Aim -> Which lines in the material below contain the word "محمد"? Copy each of them.

Data records ->
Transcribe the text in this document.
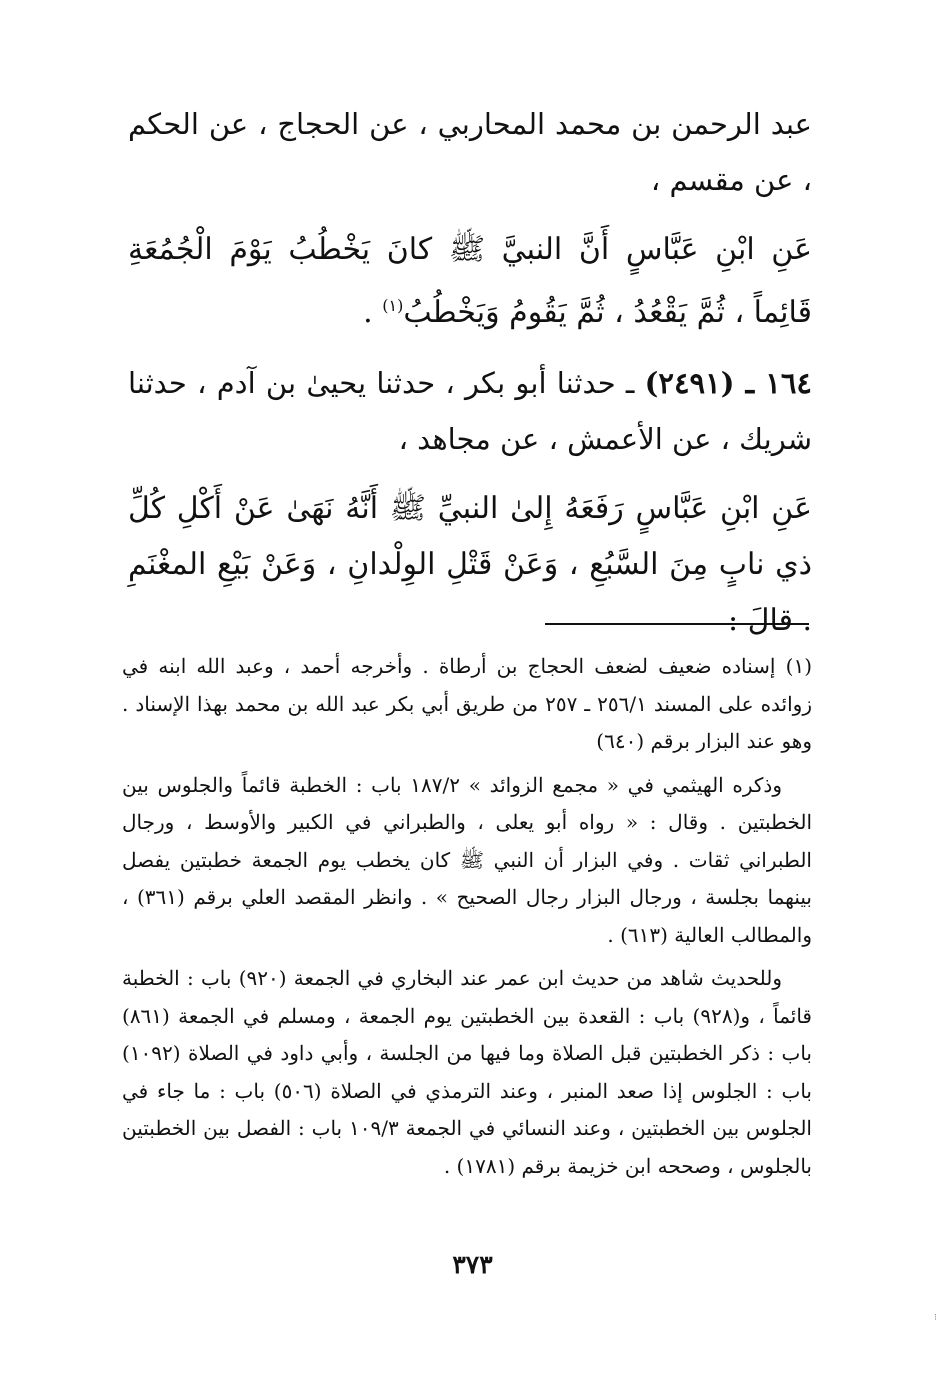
عبد الرحمن بن محمد المحاربي ، عن الحجاج ، عن الحكم ، عن مقسم ،

عَنِ ابْنِ عَبَّاسٍ أَنَّ النبيَّ ﷺ كانَ يَخْطُبُ يَوْمَ الْجُمُعَةِ قَائِماً ، ثُمَّ يَقْعُدُ ، ثُمَّ يَقُومُ وَيَخْطُبُ$^{(١)}$ .

١٦٤ ـ (٢٤٩١) ـ حدثنا أبو بكر ، حدثنا يحيىٰ بن آدم ، حدثنا شريك ، عن الأعمش ، عن مجاهد ،

عَنِ ابْنِ عَبَّاسٍ رَفَعَهُ إِلىٰ النبيِّ ﷺ أَنَّهُ نَهَىٰ عَنْ أَكْلِ كُلِّ ذي نابٍ مِنَ السَّبُعِ ، وَعَنْ قَتْلِ الوِلْدانِ ، وَعَنْ بَيْعِ المغْنَمِ . قالَ :

(١) إسناده ضعيف لضعف الحجاج بن أرطاة . وأخرجه أحمد ، وعبد الله ابنه في زوائده على المسند ٢٥٦/١ ـ ٢٥٧ من طريق أبي بكر عبد الله بن محمد بهذا الإسناد . وهو عند البزار برقم (٦٤٠)

وذكره الهيثمي في « مجمع الزوائد » ١٨٧/٢ باب : الخطبة قائماً والجلوس بين الخطبتين . وقال : « رواه أبو يعلى ، والطبراني في الكبير والأوسط ، ورجال الطبراني ثقات . وفي البزار أن النبي ﷺ كان يخطب يوم الجمعة خطبتين يفصل بينهما بجلسة ، ورجال البزار رجال الصحيح » . وانظر المقصد العلي برقم (٣٦١) ، والمطالب العالية (٦١٣) .

وللحديث شاهد من حديث ابن عمر عند البخاري في الجمعة (٩٢٠) باب : الخطبة قائماً ، و(٩٢٨) باب : القعدة بين الخطبتين يوم الجمعة ، ومسلم في الجمعة (٨٦١) باب : ذكر الخطبتين قبل الصلاة وما فيها من الجلسة ، وأبي داود في الصلاة (١٠٩٢) باب : الجلوس إذا صعد المنبر ، وعند الترمذي في الصلاة (٥٠٦) باب : ما جاء في الجلوس بين الخطبتين ، وعند النسائي في الجمعة ١٠٩/٣ باب : الفصل بين الخطبتين بالجلوس ، وصححه ابن خزيمة برقم (١٧٨١) .

٣٧٣
⁝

Answer for the task ->
عبد الرحمن بن محمد المحاربي ، عن الحجاج ، عن الحكم ، عن مقسم ،
(١) إسناده ضعيف لضعف الحجاج بن أرطاة . وأخرجه أحمد ، وعبد الله ابنه في زوائده على المسند ٢٥٦/١ ـ ٢٥٧ من طريق أبي بكر عبد الله بن محمد بهذا الإسناد . وهو عند البزار برقم (٦٤٠)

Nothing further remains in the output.